* _Exercise description_
Without the images, output each record below as it stands.

Extracted records

** Begin **

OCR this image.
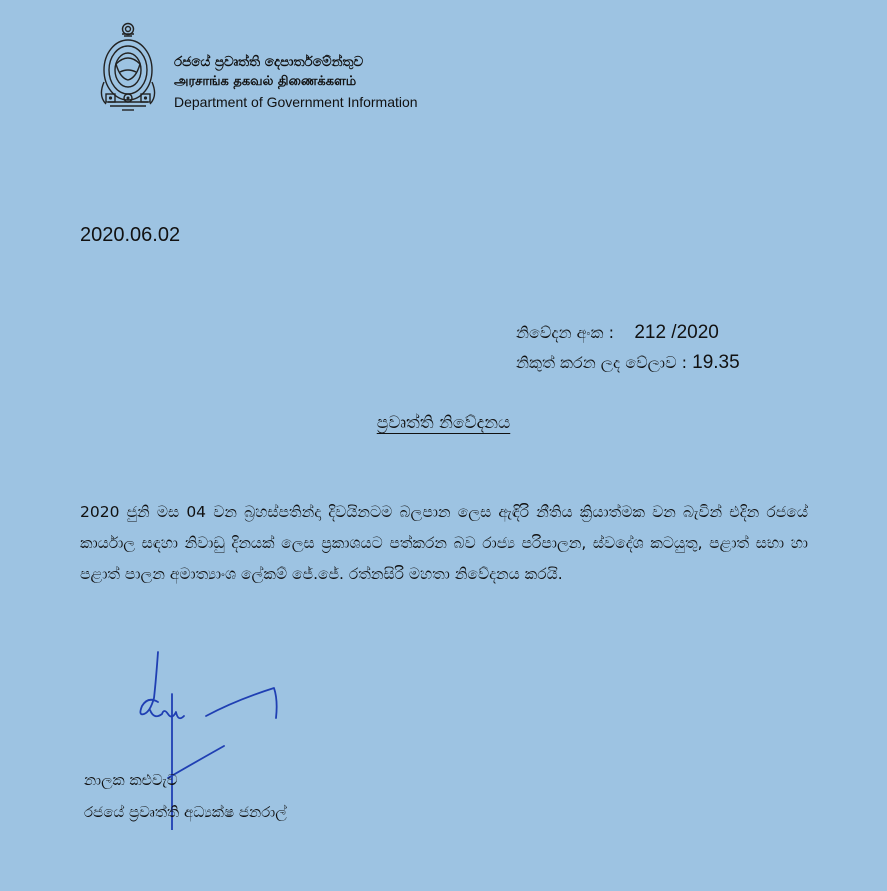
රජයේ ප්‍රවෘත්ති දෙපාර්තමේන්තුව
அரசாங்க தகவல் திணைக்களம்
Department of Government Information
2020.06.02
නිවේදන අංක : 212 /2020
නිකුත් කරන ලද වේලාව : 19.35
ප්‍රවෘත්ති නිවේදනය
2020 ජුනි මස 04 වන බ්‍රහස්පතින්දා දිවයිනටම බලපාන ලෙස ඇඳිරි නීතිය ක්‍රියාත්මක වන බැවින් එදින රජයේ කාර්යාල සඳහා නිවාඩු දිනයක් ලෙස ප්‍රකාශයට පත්කරන බව රාජ්‍ය පරිපාලන, ස්වදේශ කටයුතු, පළාත් සභා හා පළාත් පාලන අමාත්‍යාංශ ලේකම් ජේ.ජේ. රත්නසිරි මහතා නිවේදනය කරයි.
නාලක කළුවැව
රජයේ ප්‍රවෘත්ති අධ්‍යක්ෂ ජනරාල්
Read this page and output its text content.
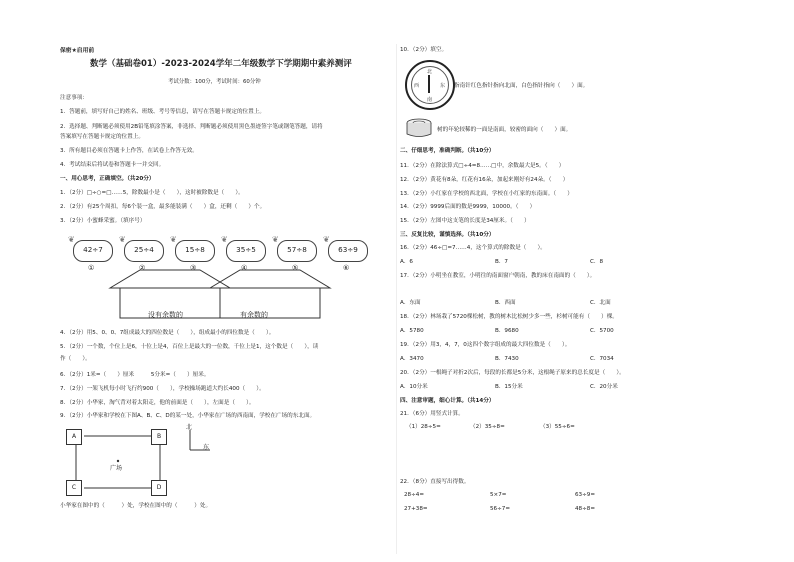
保密★启用前
数学（基础卷01）-2023-2024学年二年级数学下学期期中素养测评
考试分数：100分，考试时间：60分钟
注意事项：
1．答题前，填写好自己的姓名、班级、考号等信息，请写在答题卡规定的位置上。
2．选择题、判断题必须使用2B铅笔填涂答案，非选择、判断题必须使用黑色墨迹签字笔或钢笔答题，请将
答案填写在答题卡规定的位置上。
3．所有题目必须在答题卡上作答，在试卷上作答无效。
4．考试结束后将试卷和答题卡一并交回。
一、用心思考，正确填空。（共20分）
1．（2分）□÷○=□……5，除数最小是（　　），这时被除数是（　　）。
2．（2分）有25个周扣，每6个装一盒，最多能装满（　　）盒，还剩（　　）个。
3．（2分）小蜜蜂采蜜。（填序号）
❦
42÷7
❦
25÷4
❦
15÷8
❦
35÷5
❦
57÷8
❦
63÷9
①	②	③	④	⑤	⑥
没有余数的	有余数的
4．（2分）用5、0、0、7组成最大的四位数是（　　），组成最小的四位数是（　　）。
5．（2分）一个数，个位上是6，十位上是4，百位上是最大的一位数，千位上是1，这个数是（　　），读
作（　　）。
6．（2分）1米=（　　）厘米　　　5分米=（　　）厘米。
7．（2分）一架飞机每小时飞行约900（　　），学校操场跑道大约长400（　　）。
8．（2分）小华家，淘气背对着太阳走，他的前面是（　　），左面是（　　）。
9．（2分）小华家和学校在下图A、B、C、D的某一处，小华家在广场的西南面，学校在广场的东北面。
A	B
C	D
广场
北
东
小华家在图中的（　　　）处，学校在图中的（　　　）处。
10．（2分）填空。
北
南
西	东 指南针红色指针指向北面，白色指针指向（　　）面。
树的年轮较稀的一面是南面，较密的面向（　　）面。
二、仔细思考，准确判断。（共10分）
11．（2分）在除法算式□÷4=8……□中，余数最大是5。（　　）
12．（2分）黄花有8朵，红花有16朵，加起来刚好有24朵。（　　）
13．（2分）小红家在学校的西北面，学校在小红家的东南面。（　　）
14．（2分）9999后面的数是9999，10000。（　　）
15．（2分）左图中这支笔的长度是34厘米。（　　）
三、反复比较，谨慎选择。（共10分）
16．（2分）46÷□=7……4，这个算式的除数是（　　）。
A．6	B．7	C．8
17．（2分）小明坐在教室，小明往的南面窗户朝南，教的床在南面的（　　）。
A．东面	B．西面	C．北面
18．（2分）林场栽了5720棵松树，教的树木比松树少多一些，杉树可能有（　　）棵。
A．5780	B．9680	C．5700
19．（2分）用3，4，7，0这四个数字组成的最大四位数是（　　）。
A．3470	B．7430	C．7034
20．（2分）一根绳子对折2次后，每段的长都是5分米，这根绳子原来的总长度是（　　）。
A．10分米	B．15分米	C．20分米
四、注意审题，细心计算。（共14分）
21．（6分）用竖式计算。
（1）28÷5=	（2）35÷8=	（3）55÷6=
22．（8分）直接写出得数。
28÷4=	5×7=	63÷9=
27+38=	56÷7=	48÷8=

** End **

* _Result below_
OCR this image.
රජයේ ප්‍රවෘත්ති දෙපාර්තමේන්තුව
அரசாங்க தகவல் திணைக்களம்
Department of Government Information
2020.06.02
නිවේදන අංක : 212 /2020
නිකුත් කරන ලද වේලාව : 19.35
ප්‍රවෘත්ති නිවේදනය
2020 ජුනි මස 04 වන බ්‍රහස්පතින්දා දිවයිනටම බලපාන ලෙස ඇඳිරි නීතිය ක්‍රියාත්මක වන බැවින් එදින රජයේ කාර්යාල සඳහා නිවාඩු දිනයක් ලෙස ප්‍රකාශයට පත්කරන බව රාජ්‍ය පරිපාලන, ස්වදේශ කටයුතු, පළාත් සභා හා පළාත් පාලන අමාත්‍යාංශ ලේකම් ජේ.ජේ. රත්නසිරි මහතා නිවේදනය කරයි.
නාලක කළුවැව
රජයේ ප්‍රවෘත්ති අධ්‍යක්ෂ ජනරාල්
Read this page and output its text content.
保密★启用前
数学（基础卷01）-2023-2024学年二年级数学下学期期中素养测评
考试分数：100分，考试时间：60分钟
注意事项：
1．答题前，填写好自己的姓名、班级、考号等信息，请写在答题卡规定的位置上。
2．选择题、判断题必须使用2B铅笔填涂答案，非选择、判断题必须使用黑色墨迹签字笔或钢笔答题，请将
答案填写在答题卡规定的位置上。
3．所有题目必须在答题卡上作答，在试卷上作答无效。
4．考试结束后将试卷和答题卡一并交回。
一、用心思考，正确填空。（共20分）
1．（2分）□÷○=□……5，除数最小是（　　），这时被除数是（　　）。
2．（2分）有25个周扣，每6个装一盒，最多能装满（　　）盒，还剩（　　）个。
3．（2分）小蜜蜂采蜜。（填序号）
❦
42÷7
❦
25÷4
❦
15÷8
❦
35÷5
❦
57÷8
❦
63÷9
①	②	③	④	⑤	⑥
没有余数的	有余数的
4．（2分）用5、0、0、7组成最大的四位数是（　　），组成最小的四位数是（　　）。
5．（2分）一个数，个位上是6，十位上是4，百位上是最大的一位数，千位上是1，这个数是（　　），读
作（　　）。
6．（2分）1米=（　　）厘米　　　5分米=（　　）厘米。
7．（2分）一架飞机每小时飞行约900（　　），学校操场跑道大约长400（　　）。
8．（2分）小华家，淘气背对着太阳走，他的前面是（　　），左面是（　　）。
9．（2分）小华家和学校在下图A、B、C、D的某一处，小华家在广场的西南面，学校在广场的东北面。
A	B
C	D
广场
北
东
小华家在图中的（　　　）处，学校在图中的（　　　）处。
10．（2分）填空。
北
南
西	东 指南针红色指针指向北面，白色指针指向（　　）面。
树的年轮较稀的一面是南面，较密的面向（　　）面。
二、仔细思考，准确判断。（共10分）
11．（2分）在除法算式□÷4=8……□中，余数最大是5。（　　）
12．（2分）黄花有8朵，红花有16朵，加起来刚好有24朵。（　　）
13．（2分）小红家在学校的西北面，学校在小红家的东南面。（　　）
14．（2分）9999后面的数是9999，10000。（　　）
15．（2分）左图中这支笔的长度是34厘米。（　　）
三、反复比较，谨慎选择。（共10分）
16．（2分）46÷□=7……4，这个算式的除数是（　　）。
A．6	B．7	C．8
17．（2分）小明坐在教室，小明往的南面窗户朝南，教的床在南面的（　　）。
A．东面	B．西面	C．北面
18．（2分）林场栽了5720棵松树，教的树木比松树少多一些，杉树可能有（　　）棵。
A．5780	B．9680	C．5700
19．（2分）用3，4，7，0这四个数字组成的最大四位数是（　　）。
A．3470	B．7430	C．7034
20．（2分）一根绳子对折2次后，每段的长都是5分米，这根绳子原来的总长度是（　　）。
A．10分米	B．15分米	C．20分米
四、注意审题，细心计算。（共14分）
21．（6分）用竖式计算。
（1）28÷5=	（2）35÷8=	（3）55÷6=
22．（8分）直接写出得数。
28÷4=	5×7=	63÷9=
27+38=	56÷7=	48÷8=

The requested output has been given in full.